> _OBJECTIVE_:
Pick out every line holding the string "founderMapper" and copy it.

[Start]

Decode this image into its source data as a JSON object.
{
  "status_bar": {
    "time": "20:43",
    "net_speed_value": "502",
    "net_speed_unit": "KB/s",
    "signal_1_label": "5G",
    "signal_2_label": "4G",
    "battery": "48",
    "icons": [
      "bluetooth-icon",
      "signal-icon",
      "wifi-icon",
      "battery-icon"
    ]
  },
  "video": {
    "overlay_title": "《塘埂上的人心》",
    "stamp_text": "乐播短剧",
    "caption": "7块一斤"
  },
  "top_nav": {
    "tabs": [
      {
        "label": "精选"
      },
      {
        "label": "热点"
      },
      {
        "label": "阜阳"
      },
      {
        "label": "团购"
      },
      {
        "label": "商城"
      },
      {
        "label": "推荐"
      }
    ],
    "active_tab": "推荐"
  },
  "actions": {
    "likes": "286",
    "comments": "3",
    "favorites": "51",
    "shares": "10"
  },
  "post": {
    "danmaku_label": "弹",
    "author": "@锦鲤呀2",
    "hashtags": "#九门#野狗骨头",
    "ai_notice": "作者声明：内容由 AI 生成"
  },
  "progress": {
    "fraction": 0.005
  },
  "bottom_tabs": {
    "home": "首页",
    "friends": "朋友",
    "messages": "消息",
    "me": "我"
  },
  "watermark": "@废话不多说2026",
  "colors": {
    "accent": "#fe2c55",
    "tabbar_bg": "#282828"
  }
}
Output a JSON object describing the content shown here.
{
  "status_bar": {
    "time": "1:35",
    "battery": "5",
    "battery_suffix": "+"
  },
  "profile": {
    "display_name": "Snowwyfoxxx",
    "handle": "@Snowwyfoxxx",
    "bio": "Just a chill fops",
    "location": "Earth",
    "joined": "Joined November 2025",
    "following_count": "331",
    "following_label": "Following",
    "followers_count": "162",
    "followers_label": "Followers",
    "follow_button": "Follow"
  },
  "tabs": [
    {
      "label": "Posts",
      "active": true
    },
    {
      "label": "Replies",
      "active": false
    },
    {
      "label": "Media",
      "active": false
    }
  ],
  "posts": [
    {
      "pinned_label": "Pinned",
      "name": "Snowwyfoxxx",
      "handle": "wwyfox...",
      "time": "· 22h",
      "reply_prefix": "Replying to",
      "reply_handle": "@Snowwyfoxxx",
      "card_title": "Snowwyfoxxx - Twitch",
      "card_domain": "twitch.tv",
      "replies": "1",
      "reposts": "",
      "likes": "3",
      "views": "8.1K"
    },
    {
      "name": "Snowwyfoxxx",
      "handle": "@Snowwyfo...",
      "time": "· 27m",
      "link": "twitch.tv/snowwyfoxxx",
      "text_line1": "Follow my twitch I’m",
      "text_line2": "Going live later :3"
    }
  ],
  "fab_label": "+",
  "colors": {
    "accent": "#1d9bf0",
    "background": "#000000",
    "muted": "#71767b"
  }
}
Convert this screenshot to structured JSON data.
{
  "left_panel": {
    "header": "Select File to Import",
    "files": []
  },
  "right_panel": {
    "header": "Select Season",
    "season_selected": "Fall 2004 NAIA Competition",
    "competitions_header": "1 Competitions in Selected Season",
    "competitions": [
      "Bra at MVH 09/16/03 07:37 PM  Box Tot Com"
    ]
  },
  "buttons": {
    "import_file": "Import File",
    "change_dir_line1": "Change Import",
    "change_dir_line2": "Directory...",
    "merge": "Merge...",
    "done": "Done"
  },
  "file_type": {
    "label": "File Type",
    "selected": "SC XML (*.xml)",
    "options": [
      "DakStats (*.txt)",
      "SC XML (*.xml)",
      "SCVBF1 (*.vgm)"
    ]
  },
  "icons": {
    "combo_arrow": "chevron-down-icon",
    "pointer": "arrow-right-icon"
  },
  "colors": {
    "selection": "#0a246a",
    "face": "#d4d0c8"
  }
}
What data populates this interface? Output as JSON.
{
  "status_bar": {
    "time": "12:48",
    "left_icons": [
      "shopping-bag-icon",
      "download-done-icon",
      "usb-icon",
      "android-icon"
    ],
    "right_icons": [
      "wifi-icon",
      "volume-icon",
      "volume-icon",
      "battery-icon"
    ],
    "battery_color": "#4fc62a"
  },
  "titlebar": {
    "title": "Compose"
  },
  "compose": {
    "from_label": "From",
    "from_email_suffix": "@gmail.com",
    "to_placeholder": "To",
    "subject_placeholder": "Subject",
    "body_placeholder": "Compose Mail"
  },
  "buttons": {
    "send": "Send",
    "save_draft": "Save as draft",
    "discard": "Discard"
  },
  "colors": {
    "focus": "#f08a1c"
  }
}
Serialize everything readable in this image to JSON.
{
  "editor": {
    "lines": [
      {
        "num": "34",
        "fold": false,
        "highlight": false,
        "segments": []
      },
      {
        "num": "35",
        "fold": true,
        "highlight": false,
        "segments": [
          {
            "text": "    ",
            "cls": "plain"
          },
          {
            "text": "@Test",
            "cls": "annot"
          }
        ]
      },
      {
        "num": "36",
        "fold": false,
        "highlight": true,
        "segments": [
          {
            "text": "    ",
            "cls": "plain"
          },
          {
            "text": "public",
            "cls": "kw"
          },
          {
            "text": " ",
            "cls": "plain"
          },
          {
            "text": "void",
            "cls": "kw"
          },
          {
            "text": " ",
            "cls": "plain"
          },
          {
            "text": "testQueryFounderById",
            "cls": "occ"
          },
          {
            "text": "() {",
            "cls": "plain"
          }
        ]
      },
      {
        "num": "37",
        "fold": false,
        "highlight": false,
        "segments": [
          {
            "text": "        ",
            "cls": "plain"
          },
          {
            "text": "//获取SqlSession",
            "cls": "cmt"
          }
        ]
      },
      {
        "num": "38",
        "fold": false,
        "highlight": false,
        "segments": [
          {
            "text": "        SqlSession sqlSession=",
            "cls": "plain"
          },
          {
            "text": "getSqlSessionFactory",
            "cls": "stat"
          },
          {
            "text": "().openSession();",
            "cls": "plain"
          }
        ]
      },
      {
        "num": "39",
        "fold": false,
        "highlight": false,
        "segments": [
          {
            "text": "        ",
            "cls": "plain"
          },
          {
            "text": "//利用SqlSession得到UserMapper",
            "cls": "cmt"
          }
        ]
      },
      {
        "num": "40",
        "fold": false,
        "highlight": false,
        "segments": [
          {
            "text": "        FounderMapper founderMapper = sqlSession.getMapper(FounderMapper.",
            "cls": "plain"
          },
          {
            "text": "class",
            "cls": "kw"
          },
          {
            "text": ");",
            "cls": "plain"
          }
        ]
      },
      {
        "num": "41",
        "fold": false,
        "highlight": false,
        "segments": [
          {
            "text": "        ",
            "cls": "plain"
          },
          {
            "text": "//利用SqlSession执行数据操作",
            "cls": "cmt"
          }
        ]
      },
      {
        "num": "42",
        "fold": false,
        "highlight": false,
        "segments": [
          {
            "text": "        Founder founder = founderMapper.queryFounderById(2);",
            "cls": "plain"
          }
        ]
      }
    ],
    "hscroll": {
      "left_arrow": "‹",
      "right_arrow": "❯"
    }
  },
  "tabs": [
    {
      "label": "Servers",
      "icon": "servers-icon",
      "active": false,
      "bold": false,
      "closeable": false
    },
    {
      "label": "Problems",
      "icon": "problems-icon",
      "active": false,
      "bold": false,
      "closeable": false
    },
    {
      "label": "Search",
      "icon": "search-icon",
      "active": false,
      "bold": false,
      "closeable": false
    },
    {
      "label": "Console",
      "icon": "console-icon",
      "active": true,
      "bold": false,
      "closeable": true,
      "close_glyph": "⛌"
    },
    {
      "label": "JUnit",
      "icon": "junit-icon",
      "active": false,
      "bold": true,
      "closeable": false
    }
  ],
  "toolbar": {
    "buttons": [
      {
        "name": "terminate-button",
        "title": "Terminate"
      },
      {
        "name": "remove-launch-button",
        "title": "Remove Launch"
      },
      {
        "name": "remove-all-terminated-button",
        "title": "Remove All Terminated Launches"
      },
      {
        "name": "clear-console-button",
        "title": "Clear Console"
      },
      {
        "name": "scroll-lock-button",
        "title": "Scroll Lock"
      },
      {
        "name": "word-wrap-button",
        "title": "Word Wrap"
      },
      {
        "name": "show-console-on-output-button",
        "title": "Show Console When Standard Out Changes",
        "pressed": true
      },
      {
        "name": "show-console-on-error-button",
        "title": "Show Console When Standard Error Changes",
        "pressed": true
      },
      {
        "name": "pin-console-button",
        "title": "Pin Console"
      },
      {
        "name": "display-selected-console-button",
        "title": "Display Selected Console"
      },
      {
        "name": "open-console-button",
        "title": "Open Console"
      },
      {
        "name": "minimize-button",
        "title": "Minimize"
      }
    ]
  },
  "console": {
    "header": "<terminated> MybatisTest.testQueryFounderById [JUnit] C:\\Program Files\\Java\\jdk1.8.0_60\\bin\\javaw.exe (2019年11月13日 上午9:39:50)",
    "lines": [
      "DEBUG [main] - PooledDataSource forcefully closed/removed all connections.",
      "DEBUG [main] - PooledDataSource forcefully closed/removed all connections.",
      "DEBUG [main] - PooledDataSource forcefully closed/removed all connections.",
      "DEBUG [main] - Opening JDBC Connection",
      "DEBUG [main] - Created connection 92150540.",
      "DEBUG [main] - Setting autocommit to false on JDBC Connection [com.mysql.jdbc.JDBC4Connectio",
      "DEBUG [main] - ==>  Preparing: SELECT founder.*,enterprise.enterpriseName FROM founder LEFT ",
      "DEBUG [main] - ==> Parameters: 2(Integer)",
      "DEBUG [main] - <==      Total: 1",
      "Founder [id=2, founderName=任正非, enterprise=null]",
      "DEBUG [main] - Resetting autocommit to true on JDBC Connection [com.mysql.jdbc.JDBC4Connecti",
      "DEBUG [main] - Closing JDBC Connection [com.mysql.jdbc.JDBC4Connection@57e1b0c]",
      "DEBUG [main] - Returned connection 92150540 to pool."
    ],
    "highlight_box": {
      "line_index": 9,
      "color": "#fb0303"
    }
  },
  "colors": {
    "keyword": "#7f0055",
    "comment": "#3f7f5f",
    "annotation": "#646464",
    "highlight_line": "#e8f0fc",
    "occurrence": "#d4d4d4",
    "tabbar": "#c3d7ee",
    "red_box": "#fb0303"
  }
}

[End]

> _EXPECTED ANSWER_:
            "text": "        FounderMapper founderMapper = sqlSession.getMapper(FounderMapper.",
            "text": "        Founder founder = founderMapper.queryFounderById(2);",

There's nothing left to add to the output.